• [RECORDS FOR THE TASK]:

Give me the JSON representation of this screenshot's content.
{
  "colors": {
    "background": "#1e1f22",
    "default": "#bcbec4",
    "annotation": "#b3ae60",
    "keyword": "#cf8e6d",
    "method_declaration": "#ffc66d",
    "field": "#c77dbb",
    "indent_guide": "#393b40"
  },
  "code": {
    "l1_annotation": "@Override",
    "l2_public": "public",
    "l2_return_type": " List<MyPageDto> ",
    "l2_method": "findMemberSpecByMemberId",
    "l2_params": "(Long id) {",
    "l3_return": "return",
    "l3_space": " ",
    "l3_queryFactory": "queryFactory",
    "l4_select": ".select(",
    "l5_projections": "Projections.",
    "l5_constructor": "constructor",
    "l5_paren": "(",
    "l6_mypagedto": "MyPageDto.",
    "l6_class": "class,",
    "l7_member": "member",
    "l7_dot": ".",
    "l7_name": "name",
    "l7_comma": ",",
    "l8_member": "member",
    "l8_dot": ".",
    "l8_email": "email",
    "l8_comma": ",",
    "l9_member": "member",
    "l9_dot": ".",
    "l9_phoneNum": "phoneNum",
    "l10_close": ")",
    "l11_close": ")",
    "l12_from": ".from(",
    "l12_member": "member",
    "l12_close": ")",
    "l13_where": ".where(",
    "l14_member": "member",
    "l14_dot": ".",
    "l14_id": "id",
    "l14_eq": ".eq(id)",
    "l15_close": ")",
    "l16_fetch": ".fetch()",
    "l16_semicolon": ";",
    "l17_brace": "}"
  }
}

• [WHAT NEEDS TO BE DONE]: Copy each record from above exactly, and include every line.

• [REPLY TO THE TASK]:
Give me the JSON representation of this screenshot's content.
{
  "colors": {
    "background": "#1e1f22",
    "default": "#bcbec4",
    "annotation": "#b3ae60",
    "keyword": "#cf8e6d",
    "method_declaration": "#ffc66d",
    "field": "#c77dbb",
    "indent_guide": "#393b40"
  },
  "code": {
    "l1_annotation": "@Override",
    "l2_public": "public",
    "l2_return_type": " List<MyPageDto> ",
    "l2_method": "findMemberSpecByMemberId",
    "l2_params": "(Long id) {",
    "l3_return": "return",
    "l3_space": " ",
    "l3_queryFactory": "queryFactory",
    "l4_select": ".select(",
    "l5_projections": "Projections.",
    "l5_constructor": "constructor",
    "l5_paren": "(",
    "l6_mypagedto": "MyPageDto.",
    "l6_class": "class,",
    "l7_member": "member",
    "l7_dot": ".",
    "l7_name": "name",
    "l7_comma": ",",
    "l8_member": "member",
    "l8_dot": ".",
    "l8_email": "email",
    "l8_comma": ",",
    "l9_member": "member",
    "l9_dot": ".",
    "l9_phoneNum": "phoneNum",
    "l10_close": ")",
    "l11_close": ")",
    "l12_from": ".from(",
    "l12_member": "member",
    "l12_close": ")",
    "l13_where": ".where(",
    "l14_member": "member",
    "l14_dot": ".",
    "l14_id": "id",
    "l14_eq": ".eq(id)",
    "l15_close": ")",
    "l16_fetch": ".fetch()",
    "l16_semicolon": ";",
    "l17_brace": "}"
  }
}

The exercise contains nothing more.